== Exercise inputs ==

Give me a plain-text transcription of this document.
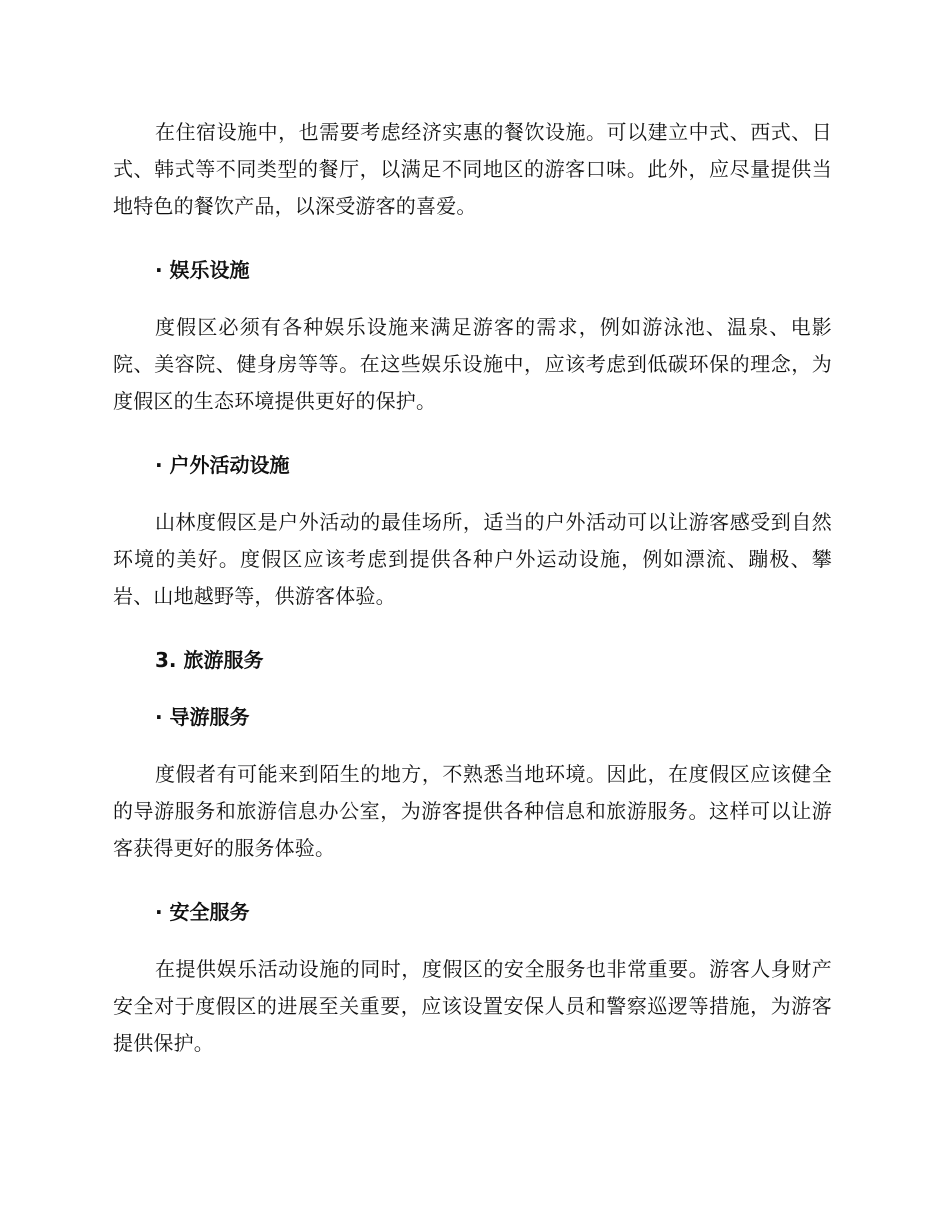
在住宿设施中，也需要考虑经济实惠的餐饮设施。可以建立中式、西式、日式、韩式等不同类型的餐厅，以满足不同地区的游客口味。此外，应尽量提供当地特色的餐饮产品，以深受游客的喜爱。

· 娱乐设施

度假区必须有各种娱乐设施来满足游客的需求，例如游泳池、温泉、电影院、美容院、健身房等等。在这些娱乐设施中，应该考虑到低碳环保的理念，为度假区的生态环境提供更好的保护。

· 户外活动设施

山林度假区是户外活动的最佳场所，适当的户外活动可以让游客感受到自然环境的美好。度假区应该考虑到提供各种户外运动设施，例如漂流、蹦极、攀岩、山地越野等，供游客体验。

3. 旅游服务

· 导游服务

度假者有可能来到陌生的地方，不熟悉当地环境。因此，在度假区应该健全的导游服务和旅游信息办公室，为游客提供各种信息和旅游服务。这样可以让游客获得更好的服务体验。

· 安全服务

在提供娱乐活动设施的同时，度假区的安全服务也非常重要。游客人身财产安全对于度假区的进展至关重要，应该设置安保人员和警察巡逻等措施，为游客提供保护。
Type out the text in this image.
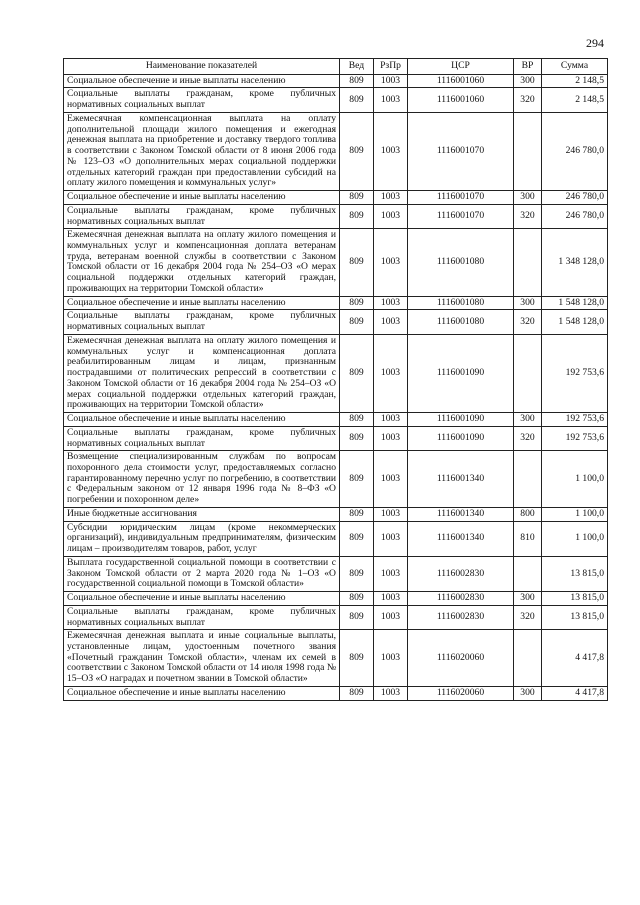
294
Наименование показателей	Вед	РзПр	ЦСР	ВР	Сумма
Социальное обеспечение и иные выплаты населению	809	1003	1116001060	300	2 148,5
Социальные выплаты гражданам, кроме публичных нормативных социальных выплат	809	1003	1116001060	320	2 148,5
Ежемесячная компенсационная выплата на оплату дополнительной площади жилого помещения и ежегодная денежная выплата на приобретение и доставку твердого топлива в соответствии с Законом Томской области от 8 июня 2006 года № 123–ОЗ «О дополнительных мерах социальной поддержки отдельных категорий граждан при предоставлении субсидий на оплату жилого помещения и коммунальных услуг»	809	1003	1116001070		246 780,0
Социальное обеспечение и иные выплаты населению	809	1003	1116001070	300	246 780,0
Социальные выплаты гражданам, кроме публичных нормативных социальных выплат	809	1003	1116001070	320	246 780,0
Ежемесячная денежная выплата на оплату жилого помещения и коммунальных услуг и компенсационная доплата ветеранам труда, ветеранам военной службы в соответствии с Законом Томской области от 16 декабря 2004 года № 254–ОЗ «О мерах социальной поддержки отдельных категорий граждан, проживающих на территории Томской области»	809	1003	1116001080		1 348 128,0
Социальное обеспечение и иные выплаты населению	809	1003	1116001080	300	1 548 128,0
Социальные выплаты гражданам, кроме публичных нормативных социальных выплат	809	1003	1116001080	320	1 548 128,0
Ежемесячная денежная выплата на оплату жилого помещения и коммунальных услуг и компенсационная доплата реабилитированным лицам и лицам, признанным пострадавшими от политических репрессий в соответствии с Законом Томской области от 16 декабря 2004 года № 254–ОЗ «О мерах социальной поддержки отдельных категорий граждан, проживающих на территории Томской области»	809	1003	1116001090		192 753,6
Социальное обеспечение и иные выплаты населению	809	1003	1116001090	300	192 753,6
Социальные выплаты гражданам, кроме публичных нормативных социальных выплат	809	1003	1116001090	320	192 753,6
Возмещение специализированным службам по вопросам похоронного дела стоимости услуг, предоставляемых согласно гарантированному перечню услуг по погребению, в соответствии с Федеральным законом от 12 января 1996 года № 8–ФЗ «О погребении и похоронном деле»	809	1003	1116001340		1 100,0
Иные бюджетные ассигнования	809	1003	1116001340	800	1 100,0
Субсидии юридическим лицам (кроме некоммерческих организаций), индивидуальным предпринимателям, физическим лицам – производителям товаров, работ, услуг	809	1003	1116001340	810	1 100,0
Выплата государственной социальной помощи в соответствии с Законом Томской области от 2 марта 2020 года № 1–ОЗ «О государственной социальной помощи в Томской области»	809	1003	1116002830		13 815,0
Социальное обеспечение и иные выплаты населению	809	1003	1116002830	300	13 815,0
Социальные выплаты гражданам, кроме публичных нормативных социальных выплат	809	1003	1116002830	320	13 815,0
Ежемесячная денежная выплата и иные социальные выплаты, установленные лицам, удостоенным почетного звания «Почетный гражданин Томской области», членам их семей в соответствии с Законом Томской области от 14 июля 1998 года № 15–ОЗ «О наградах и почетном звании в Томской области»	809	1003	1116020060		4 417,8
Социальное обеспечение и иные выплаты населению	809	1003	1116020060	300	4 417,8
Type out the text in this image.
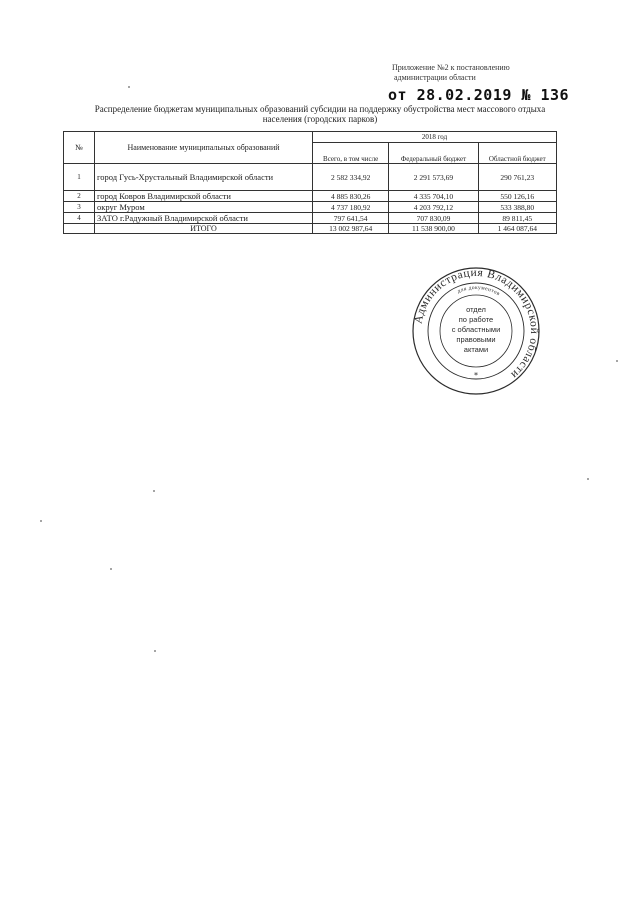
Приложение №2 к постановлению
администрации области
от 28.02.2019 № 136
Распределение бюджетам муниципальных образований субсидии на поддержку обустройства мест массового отдыха
населения (городских парков)
№	Наименование муниципальных образований	2018 год		
		Всего, в том числе	Федеральный бюджет	Областной бюджет
1	город Гусь-Хрустальный Владимирской области	2 582 334,92	2 291 573,69	290 761,23
2	город Ковров Владимирской области	4 885 830,26	4 335 704,10	550 126,16
3	округ Муром	4 737 180,92	4 203 792,12	533 388,80
4	ЗАТО г.Радужный Владимирской области	797 641,54	707 830,09	89 811,45
	ИТОГО	13 002 987,64	11 538 900,00	1 464 087,64
Администрация Владимирской области
для документов
отдел
по работе
с областными
правовыми
актами
*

===

■ Task statement
Pictures in the records above are not copied; print everything else exactly.

■ Correct answer
Give me a plain-text transcription of this document.
在住宿设施中，也需要考虑经济实惠的餐饮设施。可以建立中式、西式、日式、韩式等不同类型的餐厅，以满足不同地区的游客口味。此外，应尽量提供当地特色的餐饮产品，以深受游客的喜爱。

· 娱乐设施

度假区必须有各种娱乐设施来满足游客的需求，例如游泳池、温泉、电影院、美容院、健身房等等。在这些娱乐设施中，应该考虑到低碳环保的理念，为度假区的生态环境提供更好的保护。

· 户外活动设施

山林度假区是户外活动的最佳场所，适当的户外活动可以让游客感受到自然环境的美好。度假区应该考虑到提供各种户外运动设施，例如漂流、蹦极、攀岩、山地越野等，供游客体验。

3. 旅游服务

· 导游服务

度假者有可能来到陌生的地方，不熟悉当地环境。因此，在度假区应该健全的导游服务和旅游信息办公室，为游客提供各种信息和旅游服务。这样可以让游客获得更好的服务体验。

· 安全服务

在提供娱乐活动设施的同时，度假区的安全服务也非常重要。游客人身财产安全对于度假区的进展至关重要，应该设置安保人员和警察巡逻等措施，为游客提供保护。
Type out the text in this image.
294
Наименование показателей	Вед	РзПр	ЦСР	ВР	Сумма
Социальное обеспечение и иные выплаты населению	809	1003	1116001060	300	2 148,5
Социальные выплаты гражданам, кроме публичных нормативных социальных выплат	809	1003	1116001060	320	2 148,5
Ежемесячная компенсационная выплата на оплату дополнительной площади жилого помещения и ежегодная денежная выплата на приобретение и доставку твердого топлива в соответствии с Законом Томской области от 8 июня 2006 года № 123–ОЗ «О дополнительных мерах социальной поддержки отдельных категорий граждан при предоставлении субсидий на оплату жилого помещения и коммунальных услуг»	809	1003	1116001070		246 780,0
Социальное обеспечение и иные выплаты населению	809	1003	1116001070	300	246 780,0
Социальные выплаты гражданам, кроме публичных нормативных социальных выплат	809	1003	1116001070	320	246 780,0
Ежемесячная денежная выплата на оплату жилого помещения и коммунальных услуг и компенсационная доплата ветеранам труда, ветеранам военной службы в соответствии с Законом Томской области от 16 декабря 2004 года № 254–ОЗ «О мерах социальной поддержки отдельных категорий граждан, проживающих на территории Томской области»	809	1003	1116001080		1 348 128,0
Социальное обеспечение и иные выплаты населению	809	1003	1116001080	300	1 548 128,0
Социальные выплаты гражданам, кроме публичных нормативных социальных выплат	809	1003	1116001080	320	1 548 128,0
Ежемесячная денежная выплата на оплату жилого помещения и коммунальных услуг и компенсационная доплата реабилитированным лицам и лицам, признанным пострадавшими от политических репрессий в соответствии с Законом Томской области от 16 декабря 2004 года № 254–ОЗ «О мерах социальной поддержки отдельных категорий граждан, проживающих на территории Томской области»	809	1003	1116001090		192 753,6
Социальное обеспечение и иные выплаты населению	809	1003	1116001090	300	192 753,6
Социальные выплаты гражданам, кроме публичных нормативных социальных выплат	809	1003	1116001090	320	192 753,6
Возмещение специализированным службам по вопросам похоронного дела стоимости услуг, предоставляемых согласно гарантированному перечню услуг по погребению, в соответствии с Федеральным законом от 12 января 1996 года № 8–ФЗ «О погребении и похоронном деле»	809	1003	1116001340		1 100,0
Иные бюджетные ассигнования	809	1003	1116001340	800	1 100,0
Субсидии юридическим лицам (кроме некоммерческих организаций), индивидуальным предпринимателям, физическим лицам – производителям товаров, работ, услуг	809	1003	1116001340	810	1 100,0
Выплата государственной социальной помощи в соответствии с Законом Томской области от 2 марта 2020 года № 1–ОЗ «О государственной социальной помощи в Томской области»	809	1003	1116002830		13 815,0
Социальное обеспечение и иные выплаты населению	809	1003	1116002830	300	13 815,0
Социальные выплаты гражданам, кроме публичных нормативных социальных выплат	809	1003	1116002830	320	13 815,0
Ежемесячная денежная выплата и иные социальные выплаты, установленные лицам, удостоенным почетного звания «Почетный гражданин Томской области», членам их семей в соответствии с Законом Томской области от 14 июля 1998 года № 15–ОЗ «О наградах и почетном звании в Томской области»	809	1003	1116020060		4 417,8
Социальное обеспечение и иные выплаты населению	809	1003	1116020060	300	4 417,8
Type out the text in this image.
Приложение №2 к постановлению
администрации области
от 28.02.2019 № 136
Распределение бюджетам муниципальных образований субсидии на поддержку обустройства мест массового отдыха
населения (городских парков)
№	Наименование муниципальных образований	2018 год		
		Всего, в том числе	Федеральный бюджет	Областной бюджет
1	город Гусь-Хрустальный Владимирской области	2 582 334,92	2 291 573,69	290 761,23
2	город Ковров Владимирской области	4 885 830,26	4 335 704,10	550 126,16
3	округ Муром	4 737 180,92	4 203 792,12	533 388,80
4	ЗАТО г.Радужный Владимирской области	797 641,54	707 830,09	89 811,45
	ИТОГО	13 002 987,64	11 538 900,00	1 464 087,64
Администрация Владимирской области
для документов
отдел
по работе
с областными
правовыми
актами
*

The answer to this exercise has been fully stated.